* Material to process
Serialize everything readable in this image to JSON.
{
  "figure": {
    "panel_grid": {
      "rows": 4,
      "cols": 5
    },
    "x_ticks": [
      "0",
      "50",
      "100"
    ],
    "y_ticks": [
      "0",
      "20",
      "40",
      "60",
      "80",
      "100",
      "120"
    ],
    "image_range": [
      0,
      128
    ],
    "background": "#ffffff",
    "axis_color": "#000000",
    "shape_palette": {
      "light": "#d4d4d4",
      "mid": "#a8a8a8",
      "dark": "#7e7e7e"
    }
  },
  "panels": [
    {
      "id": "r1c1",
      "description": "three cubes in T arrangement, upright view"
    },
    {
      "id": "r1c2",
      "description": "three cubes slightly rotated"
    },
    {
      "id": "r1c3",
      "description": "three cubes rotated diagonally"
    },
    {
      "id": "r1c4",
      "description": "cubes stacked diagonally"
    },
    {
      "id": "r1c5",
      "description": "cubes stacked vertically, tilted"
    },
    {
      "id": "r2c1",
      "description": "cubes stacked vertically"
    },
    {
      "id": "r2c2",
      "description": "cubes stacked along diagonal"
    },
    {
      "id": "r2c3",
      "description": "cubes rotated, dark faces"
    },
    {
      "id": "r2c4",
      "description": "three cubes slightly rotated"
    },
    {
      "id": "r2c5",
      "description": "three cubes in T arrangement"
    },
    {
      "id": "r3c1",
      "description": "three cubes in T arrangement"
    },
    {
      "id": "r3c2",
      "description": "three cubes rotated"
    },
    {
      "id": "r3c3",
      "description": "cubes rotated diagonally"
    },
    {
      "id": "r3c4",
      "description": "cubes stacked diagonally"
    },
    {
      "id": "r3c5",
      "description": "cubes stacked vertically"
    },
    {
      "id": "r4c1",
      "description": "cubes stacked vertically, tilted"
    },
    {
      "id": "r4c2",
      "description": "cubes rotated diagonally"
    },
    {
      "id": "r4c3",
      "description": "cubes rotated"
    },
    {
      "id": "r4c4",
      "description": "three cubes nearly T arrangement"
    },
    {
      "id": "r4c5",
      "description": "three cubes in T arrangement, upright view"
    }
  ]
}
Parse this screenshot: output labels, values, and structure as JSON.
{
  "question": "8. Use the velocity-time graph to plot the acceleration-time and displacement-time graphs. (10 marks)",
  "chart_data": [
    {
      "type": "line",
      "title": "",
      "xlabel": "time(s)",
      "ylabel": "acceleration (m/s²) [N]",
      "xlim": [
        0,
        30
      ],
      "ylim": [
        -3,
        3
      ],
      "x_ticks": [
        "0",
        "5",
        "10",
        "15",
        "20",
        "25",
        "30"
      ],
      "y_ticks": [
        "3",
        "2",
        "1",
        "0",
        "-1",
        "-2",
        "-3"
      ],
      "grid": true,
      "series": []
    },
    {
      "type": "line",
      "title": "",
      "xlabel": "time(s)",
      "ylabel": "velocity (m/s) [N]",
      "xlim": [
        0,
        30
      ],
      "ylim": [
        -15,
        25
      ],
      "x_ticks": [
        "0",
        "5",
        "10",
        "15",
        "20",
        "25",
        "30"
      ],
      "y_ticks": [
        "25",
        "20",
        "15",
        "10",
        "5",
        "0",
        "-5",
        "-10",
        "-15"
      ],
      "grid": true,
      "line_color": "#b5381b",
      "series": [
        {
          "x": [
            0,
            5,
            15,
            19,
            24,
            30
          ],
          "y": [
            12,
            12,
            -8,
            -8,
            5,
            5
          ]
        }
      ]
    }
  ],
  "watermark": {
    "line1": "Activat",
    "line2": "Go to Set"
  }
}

* Exercise instructions
Quote each line of the listing above exactly.

* The result
Serialize everything readable in this image to JSON.
{
  "figure": {
    "panel_grid": {
      "rows": 4,
      "cols": 5
    },
    "x_ticks": [
      "0",
      "50",
      "100"
    ],
    "y_ticks": [
      "0",
      "20",
      "40",
      "60",
      "80",
      "100",
      "120"
    ],
    "image_range": [
      0,
      128
    ],
    "background": "#ffffff",
    "axis_color": "#000000",
    "shape_palette": {
      "light": "#d4d4d4",
      "mid": "#a8a8a8",
      "dark": "#7e7e7e"
    }
  },
  "panels": [
    {
      "id": "r1c1",
      "description": "three cubes in T arrangement, upright view"
    },
    {
      "id": "r1c2",
      "description": "three cubes slightly rotated"
    },
    {
      "id": "r1c3",
      "description": "three cubes rotated diagonally"
    },
    {
      "id": "r1c4",
      "description": "cubes stacked diagonally"
    },
    {
      "id": "r1c5",
      "description": "cubes stacked vertically, tilted"
    },
    {
      "id": "r2c1",
      "description": "cubes stacked vertically"
    },
    {
      "id": "r2c2",
      "description": "cubes stacked along diagonal"
    },
    {
      "id": "r2c3",
      "description": "cubes rotated, dark faces"
    },
    {
      "id": "r2c4",
      "description": "three cubes slightly rotated"
    },
    {
      "id": "r2c5",
      "description": "three cubes in T arrangement"
    },
    {
      "id": "r3c1",
      "description": "three cubes in T arrangement"
    },
    {
      "id": "r3c2",
      "description": "three cubes rotated"
    },
    {
      "id": "r3c3",
      "description": "cubes rotated diagonally"
    },
    {
      "id": "r3c4",
      "description": "cubes stacked diagonally"
    },
    {
      "id": "r3c5",
      "description": "cubes stacked vertically"
    },
    {
      "id": "r4c1",
      "description": "cubes stacked vertically, tilted"
    },
    {
      "id": "r4c2",
      "description": "cubes rotated diagonally"
    },
    {
      "id": "r4c3",
      "description": "cubes rotated"
    },
    {
      "id": "r4c4",
      "description": "three cubes nearly T arrangement"
    },
    {
      "id": "r4c5",
      "description": "three cubes in T arrangement, upright view"
    }
  ]
}
Parse this screenshot: output labels, values, and structure as JSON.
{
  "question": "8. Use the velocity-time graph to plot the acceleration-time and displacement-time graphs. (10 marks)",
  "chart_data": [
    {
      "type": "line",
      "title": "",
      "xlabel": "time(s)",
      "ylabel": "acceleration (m/s²) [N]",
      "xlim": [
        0,
        30
      ],
      "ylim": [
        -3,
        3
      ],
      "x_ticks": [
        "0",
        "5",
        "10",
        "15",
        "20",
        "25",
        "30"
      ],
      "y_ticks": [
        "3",
        "2",
        "1",
        "0",
        "-1",
        "-2",
        "-3"
      ],
      "grid": true,
      "series": []
    },
    {
      "type": "line",
      "title": "",
      "xlabel": "time(s)",
      "ylabel": "velocity (m/s) [N]",
      "xlim": [
        0,
        30
      ],
      "ylim": [
        -15,
        25
      ],
      "x_ticks": [
        "0",
        "5",
        "10",
        "15",
        "20",
        "25",
        "30"
      ],
      "y_ticks": [
        "25",
        "20",
        "15",
        "10",
        "5",
        "0",
        "-5",
        "-10",
        "-15"
      ],
      "grid": true,
      "line_color": "#b5381b",
      "series": [
        {
          "x": [
            0,
            5,
            15,
            19,
            24,
            30
          ],
          "y": [
            12,
            12,
            -8,
            -8,
            5,
            5
          ]
        }
      ]
    }
  ],
  "watermark": {
    "line1": "Activat",
    "line2": "Go to Set"
  }
}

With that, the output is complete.